SHORT TASK: Go through the material and pull out every line with the string "rezultatov" in it.

►

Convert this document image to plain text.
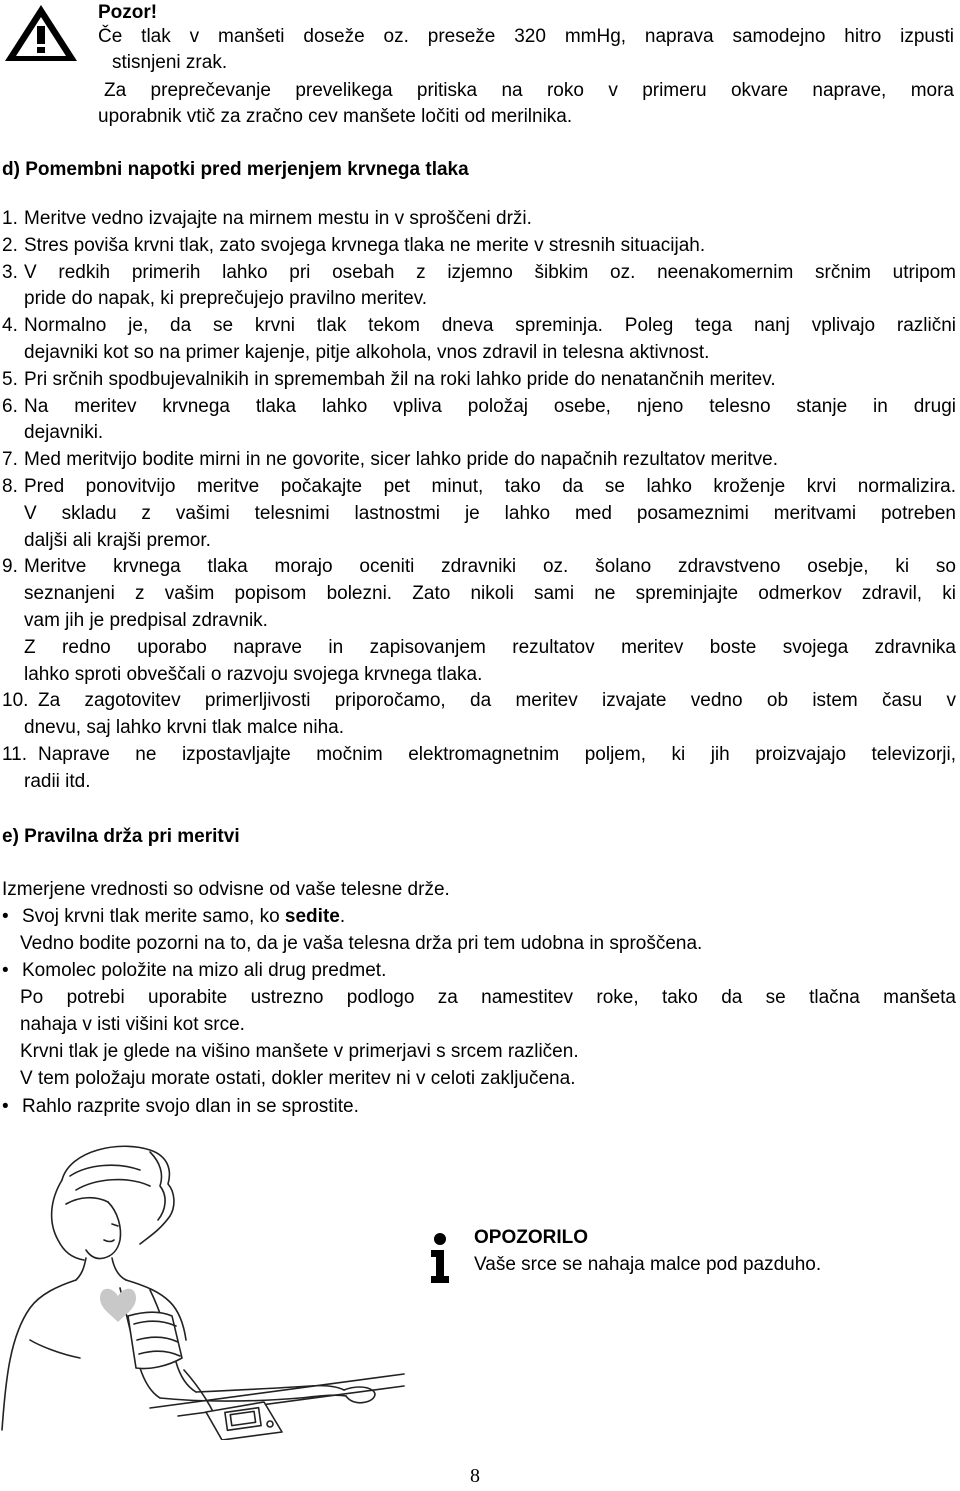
Pozor!
Če tlak v manšeti doseže oz. preseže 320 mmHg, naprava samodejno hitro izpusti
stisnjeni zrak.
Za preprečevanje prevelikega pritiska na roko v primeru okvare naprave, mora
uporabnik vtič za zračno cev manšete ločiti od merilnika.
d) Pomembni napotki pred merjenjem krvnega tlaka
1. Meritve vedno izvajajte na mirnem mestu in v sproščeni drži.
2. Stres poviša krvni tlak, zato svojega krvnega tlaka ne merite v stresnih situacijah.
3. V redkih primerih lahko pri osebah z izjemno šibkim oz. neenakomernim srčnim utripom
pride do napak, ki preprečujejo pravilno meritev.
4. Normalno je, da se krvni tlak tekom dneva spreminja. Poleg tega nanj vplivajo različni
dejavniki kot so na primer kajenje, pitje alkohola, vnos zdravil in telesna aktivnost.
5. Pri srčnih spodbujevalnikih in spremembah žil na roki lahko pride do nenatančnih meritev.
6. Na meritev krvnega tlaka lahko vpliva položaj osebe, njeno telesno stanje in drugi
dejavniki.
7. Med meritvijo bodite mirni in ne govorite, sicer lahko pride do napačnih rezultatov meritve.
8. Pred ponovitvijo meritve počakajte pet minut, tako da se lahko kroženje krvi normalizira.
V skladu z vašimi telesnimi lastnostmi je lahko med posameznimi meritvami potreben
daljši ali krajši premor.
9. Meritve krvnega tlaka morajo oceniti zdravniki oz. šolano zdravstveno osebje, ki so
seznanjeni z vašim popisom bolezni. Zato nikoli sami ne spreminjajte odmerkov zdravil, ki
vam jih je predpisal zdravnik.
Z redno uporabo naprave in zapisovanjem rezultatov meritev boste svojega zdravnika
lahko sproti obveščali o razvoju svojega krvnega tlaka.
10. Za zagotovitev primerljivosti priporočamo, da meritev izvajate vedno ob istem času v
dnevu, saj lahko krvni tlak malce niha.
11. Naprave ne izpostavljajte močnim elektromagnetnim poljem, ki jih proizvajajo televizorji,
radii itd.
e) Pravilna drža pri meritvi
Izmerjene vrednosti so odvisne od vaše telesne drže.
• Svoj krvni tlak merite samo, ko sedite.
Vedno bodite pozorni na to, da je vaša telesna drža pri tem udobna in sproščena.
• Komolec položite na mizo ali drug predmet.
Po potrebi uporabite ustrezno podlogo za namestitev roke, tako da se tlačna manšeta
nahaja v isti višini kot srce.
Krvni tlak je glede na višino manšete v primerjavi s srcem različen.
V tem položaju morate ostati, dokler meritev ni v celoti zaključena.
• Rahlo razprite svojo dlan in se sprostite.
OPOZORILO
Vaše srce se nahaja malce pod pazduho.
8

◄

ANSWER IN FULL:
7. Med meritvijo bodite mirni in ne govorite, sicer lahko pride do napačnih rezultatov meritve.
Z redno uporabo naprave in zapisovanjem rezultatov meritev boste svojega zdravnika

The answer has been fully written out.